_THE RECORDS_:

________________________________________

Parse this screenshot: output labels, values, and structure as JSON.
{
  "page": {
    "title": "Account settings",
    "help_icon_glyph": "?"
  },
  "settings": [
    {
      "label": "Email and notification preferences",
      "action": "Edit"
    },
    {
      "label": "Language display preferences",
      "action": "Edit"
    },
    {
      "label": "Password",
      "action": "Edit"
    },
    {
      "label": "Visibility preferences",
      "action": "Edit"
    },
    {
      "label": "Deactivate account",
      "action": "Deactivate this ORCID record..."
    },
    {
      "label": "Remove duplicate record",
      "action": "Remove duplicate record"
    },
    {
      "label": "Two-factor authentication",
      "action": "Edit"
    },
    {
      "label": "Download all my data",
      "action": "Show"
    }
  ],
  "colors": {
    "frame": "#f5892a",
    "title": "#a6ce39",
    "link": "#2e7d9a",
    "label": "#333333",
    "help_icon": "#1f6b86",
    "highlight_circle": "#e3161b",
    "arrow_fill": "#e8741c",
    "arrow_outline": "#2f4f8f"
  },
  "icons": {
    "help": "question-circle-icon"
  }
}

________________________________________

_DESCRIPTION OF THE TASK_: Copy out the full set of records precisely, leaving nothing out.

_RESPONSE FOR THIS EXERCISE_:
Parse this screenshot: output labels, values, and structure as JSON.
{
  "page": {
    "title": "Account settings",
    "help_icon_glyph": "?"
  },
  "settings": [
    {
      "label": "Email and notification preferences",
      "action": "Edit"
    },
    {
      "label": "Language display preferences",
      "action": "Edit"
    },
    {
      "label": "Password",
      "action": "Edit"
    },
    {
      "label": "Visibility preferences",
      "action": "Edit"
    },
    {
      "label": "Deactivate account",
      "action": "Deactivate this ORCID record..."
    },
    {
      "label": "Remove duplicate record",
      "action": "Remove duplicate record"
    },
    {
      "label": "Two-factor authentication",
      "action": "Edit"
    },
    {
      "label": "Download all my data",
      "action": "Show"
    }
  ],
  "colors": {
    "frame": "#f5892a",
    "title": "#a6ce39",
    "link": "#2e7d9a",
    "label": "#333333",
    "help_icon": "#1f6b86",
    "highlight_circle": "#e3161b",
    "arrow_fill": "#e8741c",
    "arrow_outline": "#2f4f8f"
  },
  "icons": {
    "help": "question-circle-icon"
  }
}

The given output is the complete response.